Thursday, 14 April 2011

Creative writing for designers

What do you get when you mix creative writing skills, Dylan Thomas and an, (after hours), empty building that houses an eclectic mix of designers?

Eleanor Flegg, who is a journalist and an editor of the Irish Arts Review, has been giving monthly creative writing classes to some of the designers in The Design Tower. The idea of the class is to improve our ability to write well about craft and design. Each month there is a reading of a craft essay from published work, which is then discussed by the group. Future topics include press releases and artist statements. The class have greatly enjoyed Eleanor's course and found it to be really beneficial.

Goldsmith Se O'Donoghue from Da Capo jewellers shares the following piece which he wrote during the class. It is inspired by the docklands area and the building in which he works.

Under Craft Wood
(The Design Tower after Dylan Thomas)

FIRST VOICE (_Very softly_)

To begin at the beginning:

It is spring, moonless night in the small city, starless
and bible-black, the cobblestreets silent and the hunched,
graffitti'd-and-NAMA'd docks limping invisible down to the
sloeblack, slow, black, crowblack, fishingboatbobbing sea.
And all the people of the lulled and dumbfound town are
sleeping now.

Hush, the babies are sleeping, the weavers, the cobblers,
the silversmiths and knitters, seamstress, woodturner,
potter and cooper, the blacksmith and the quilter,
milliner, dressmaker, lacemaker, writer, the callous thumb'd
embroiderer and the tidy goldsmith.

You can hear the dew falling, and the hushed town breathing.
Only _your_ eyes are unclosed to see the black and folded
docklands fast, and slow, asleep.

Listen. It is night moving in the streets, the processional
cold-plunged tempered wind in South Lotts and Misery Hill,
it is the water lapping in the Canal Basin, and
the falling sleep of staggered red poles in Grand Canal Square.

Listen. It is night in the chill, squat Tower, humming with
backstitch and bodkin and bejewelled black, precious bullion and
beautiful brooch; night in the boardroom, quiet as a mouse;
in Seamus Gill's with silver shining black in the dark;
in Roisin Gartlands's with rosy soft leathers,
in Mick DeHoog's with a pause between notes,
and Alan Ardiff's with wit stood on plinths.
It is to-night on Gallery Quay, trotting silent,
With snipped threads on its heels,
along the cockled cobbles, past darkened doors,
text and trinket, violin, headress, watercolours
done by hand, china ladies and bronze bust.

Time passes. Listen. Time passes.

Come closer now.

Only you can hear the workshops sleeping in the Tower in the
slow deep glazed and silent black, annealed night. Only you
can see, in the locked studios, the shopcoats and aprons
over the chairs, the singers and mannequins, the hedgehog pincushions,
inspiration pasted on the wall, and the yellowing fishing-bait
pictures of work-past. Only you can hear and see, behind the
eyes of the sleeping studios, the movements and journeys and puzzles
and colours and dismays and visions and tunes and hopes
and prayers and fall and despairs and big seas of their dreams.

From where you are, you can hear their dreams.

**PROBLEM DETAILS**
In the post on creative writing for designers, turn the paragraph beginning "Eleanor Flegg, who is a journalist" into a short bulleted list that keeps its main facts.

**SUPPLIED RECORDS**
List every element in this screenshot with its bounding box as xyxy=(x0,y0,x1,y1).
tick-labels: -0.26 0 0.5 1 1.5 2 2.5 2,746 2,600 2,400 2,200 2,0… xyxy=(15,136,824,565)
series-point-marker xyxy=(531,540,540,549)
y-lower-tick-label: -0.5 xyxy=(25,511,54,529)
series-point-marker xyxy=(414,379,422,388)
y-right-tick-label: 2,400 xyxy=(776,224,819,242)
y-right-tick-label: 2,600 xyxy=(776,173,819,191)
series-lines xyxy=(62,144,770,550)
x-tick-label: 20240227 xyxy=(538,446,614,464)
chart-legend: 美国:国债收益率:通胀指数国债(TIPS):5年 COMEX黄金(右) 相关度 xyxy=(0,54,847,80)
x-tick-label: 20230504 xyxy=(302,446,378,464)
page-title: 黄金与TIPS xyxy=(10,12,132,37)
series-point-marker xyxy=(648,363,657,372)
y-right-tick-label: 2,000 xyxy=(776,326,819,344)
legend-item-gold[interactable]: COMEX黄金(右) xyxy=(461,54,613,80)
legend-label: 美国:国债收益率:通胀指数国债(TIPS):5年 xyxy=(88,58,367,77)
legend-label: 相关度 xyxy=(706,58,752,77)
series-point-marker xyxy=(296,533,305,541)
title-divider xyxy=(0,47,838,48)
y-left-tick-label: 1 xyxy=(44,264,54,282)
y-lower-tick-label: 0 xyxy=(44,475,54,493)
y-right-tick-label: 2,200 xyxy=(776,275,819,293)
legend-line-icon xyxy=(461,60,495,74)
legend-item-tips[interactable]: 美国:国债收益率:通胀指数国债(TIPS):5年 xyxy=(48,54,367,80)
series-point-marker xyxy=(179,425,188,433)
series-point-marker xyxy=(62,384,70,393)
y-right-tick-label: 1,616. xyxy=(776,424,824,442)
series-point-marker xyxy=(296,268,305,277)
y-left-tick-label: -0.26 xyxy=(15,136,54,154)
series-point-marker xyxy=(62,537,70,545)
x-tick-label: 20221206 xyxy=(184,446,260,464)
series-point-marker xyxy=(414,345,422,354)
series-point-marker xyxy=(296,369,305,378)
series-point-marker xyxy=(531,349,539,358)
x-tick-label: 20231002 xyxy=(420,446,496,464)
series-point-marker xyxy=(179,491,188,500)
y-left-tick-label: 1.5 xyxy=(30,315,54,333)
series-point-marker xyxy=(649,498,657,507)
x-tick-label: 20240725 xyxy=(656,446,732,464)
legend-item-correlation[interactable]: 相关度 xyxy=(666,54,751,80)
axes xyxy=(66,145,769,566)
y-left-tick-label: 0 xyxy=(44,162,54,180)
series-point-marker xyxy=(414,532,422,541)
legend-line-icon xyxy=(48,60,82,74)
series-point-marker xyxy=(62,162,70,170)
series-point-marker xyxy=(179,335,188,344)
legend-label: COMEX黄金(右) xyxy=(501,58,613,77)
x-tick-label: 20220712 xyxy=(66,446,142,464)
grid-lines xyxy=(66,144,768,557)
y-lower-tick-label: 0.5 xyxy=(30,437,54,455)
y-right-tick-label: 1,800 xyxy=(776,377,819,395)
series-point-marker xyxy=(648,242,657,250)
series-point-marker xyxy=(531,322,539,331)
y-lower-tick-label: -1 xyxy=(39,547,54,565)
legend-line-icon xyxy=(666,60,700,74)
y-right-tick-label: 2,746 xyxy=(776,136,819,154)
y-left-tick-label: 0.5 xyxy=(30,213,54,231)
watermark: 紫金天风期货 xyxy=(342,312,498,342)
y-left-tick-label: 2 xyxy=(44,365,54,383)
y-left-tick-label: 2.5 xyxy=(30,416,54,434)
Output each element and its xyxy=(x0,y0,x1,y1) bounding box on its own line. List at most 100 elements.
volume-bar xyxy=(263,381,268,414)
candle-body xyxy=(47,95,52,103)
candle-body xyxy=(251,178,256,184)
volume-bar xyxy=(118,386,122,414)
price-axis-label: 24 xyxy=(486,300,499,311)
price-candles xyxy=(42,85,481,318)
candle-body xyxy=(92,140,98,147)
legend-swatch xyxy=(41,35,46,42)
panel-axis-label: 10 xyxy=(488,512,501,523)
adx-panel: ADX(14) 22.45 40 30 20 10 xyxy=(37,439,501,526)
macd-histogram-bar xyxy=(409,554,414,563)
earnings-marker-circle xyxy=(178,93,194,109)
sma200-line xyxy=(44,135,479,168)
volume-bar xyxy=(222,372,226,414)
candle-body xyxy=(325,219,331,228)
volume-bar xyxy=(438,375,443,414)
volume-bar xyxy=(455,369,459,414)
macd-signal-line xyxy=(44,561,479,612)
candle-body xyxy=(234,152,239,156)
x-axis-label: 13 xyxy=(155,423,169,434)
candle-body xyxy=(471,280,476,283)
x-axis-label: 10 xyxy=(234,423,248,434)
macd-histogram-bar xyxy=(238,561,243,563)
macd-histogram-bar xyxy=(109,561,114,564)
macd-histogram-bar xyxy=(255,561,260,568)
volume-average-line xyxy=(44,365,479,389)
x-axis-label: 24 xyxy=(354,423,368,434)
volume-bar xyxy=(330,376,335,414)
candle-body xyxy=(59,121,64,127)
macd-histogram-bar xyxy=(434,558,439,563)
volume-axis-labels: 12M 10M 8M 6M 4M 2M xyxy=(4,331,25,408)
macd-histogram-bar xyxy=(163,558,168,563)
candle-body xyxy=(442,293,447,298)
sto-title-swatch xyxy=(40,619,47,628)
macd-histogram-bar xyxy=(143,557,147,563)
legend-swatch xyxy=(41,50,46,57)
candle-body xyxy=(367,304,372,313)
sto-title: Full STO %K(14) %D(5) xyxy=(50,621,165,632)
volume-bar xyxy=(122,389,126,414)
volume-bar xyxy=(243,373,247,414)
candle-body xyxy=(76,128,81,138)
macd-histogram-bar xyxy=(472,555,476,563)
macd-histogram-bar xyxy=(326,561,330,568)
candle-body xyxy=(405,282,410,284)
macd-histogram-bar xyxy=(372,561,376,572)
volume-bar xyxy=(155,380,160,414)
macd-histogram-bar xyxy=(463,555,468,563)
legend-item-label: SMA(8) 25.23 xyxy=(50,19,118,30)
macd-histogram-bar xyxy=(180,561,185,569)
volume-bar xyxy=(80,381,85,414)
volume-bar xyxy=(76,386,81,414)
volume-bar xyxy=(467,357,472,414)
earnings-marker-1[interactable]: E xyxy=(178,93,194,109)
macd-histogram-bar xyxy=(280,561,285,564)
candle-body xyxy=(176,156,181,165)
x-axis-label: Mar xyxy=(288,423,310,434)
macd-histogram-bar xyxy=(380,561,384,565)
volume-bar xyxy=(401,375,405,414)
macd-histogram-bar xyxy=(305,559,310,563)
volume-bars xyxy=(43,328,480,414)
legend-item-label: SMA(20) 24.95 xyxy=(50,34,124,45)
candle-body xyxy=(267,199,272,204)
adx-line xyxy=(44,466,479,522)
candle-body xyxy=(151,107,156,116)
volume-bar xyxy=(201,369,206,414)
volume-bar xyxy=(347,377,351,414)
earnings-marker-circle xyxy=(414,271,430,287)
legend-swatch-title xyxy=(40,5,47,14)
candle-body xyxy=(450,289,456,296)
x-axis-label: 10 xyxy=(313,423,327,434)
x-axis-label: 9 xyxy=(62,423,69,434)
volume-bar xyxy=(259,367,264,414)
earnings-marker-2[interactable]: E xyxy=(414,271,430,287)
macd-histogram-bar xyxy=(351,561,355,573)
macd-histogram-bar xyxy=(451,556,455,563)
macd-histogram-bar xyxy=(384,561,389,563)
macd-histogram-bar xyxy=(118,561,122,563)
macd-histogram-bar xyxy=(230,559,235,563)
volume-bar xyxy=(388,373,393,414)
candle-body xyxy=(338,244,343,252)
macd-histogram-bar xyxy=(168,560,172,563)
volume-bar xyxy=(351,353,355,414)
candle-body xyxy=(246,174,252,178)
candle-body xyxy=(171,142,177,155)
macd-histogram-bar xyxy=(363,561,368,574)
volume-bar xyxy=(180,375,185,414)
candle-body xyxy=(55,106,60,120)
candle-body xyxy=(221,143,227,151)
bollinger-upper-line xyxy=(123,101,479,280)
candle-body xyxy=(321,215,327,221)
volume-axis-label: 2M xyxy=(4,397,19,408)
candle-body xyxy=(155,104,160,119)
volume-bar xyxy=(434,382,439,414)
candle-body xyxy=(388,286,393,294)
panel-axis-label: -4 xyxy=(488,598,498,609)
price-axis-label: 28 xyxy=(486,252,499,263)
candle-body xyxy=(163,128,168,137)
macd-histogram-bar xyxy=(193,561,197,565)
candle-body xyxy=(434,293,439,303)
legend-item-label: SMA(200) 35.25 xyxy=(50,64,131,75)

**SOLVED EXERCISE**
- Eleanor Flegg, a journalist and an editor of the Irish Arts Review, gives monthly creative writing classes to some of the designers in The Design Tower.
- The classes aim to improve the designers' ability to write well about craft and design.
- Each month the group reads and discusses a craft essay from published work.
- Future topics include press releases and artist statements.
- The class has greatly enjoyed the course and found it really beneficial.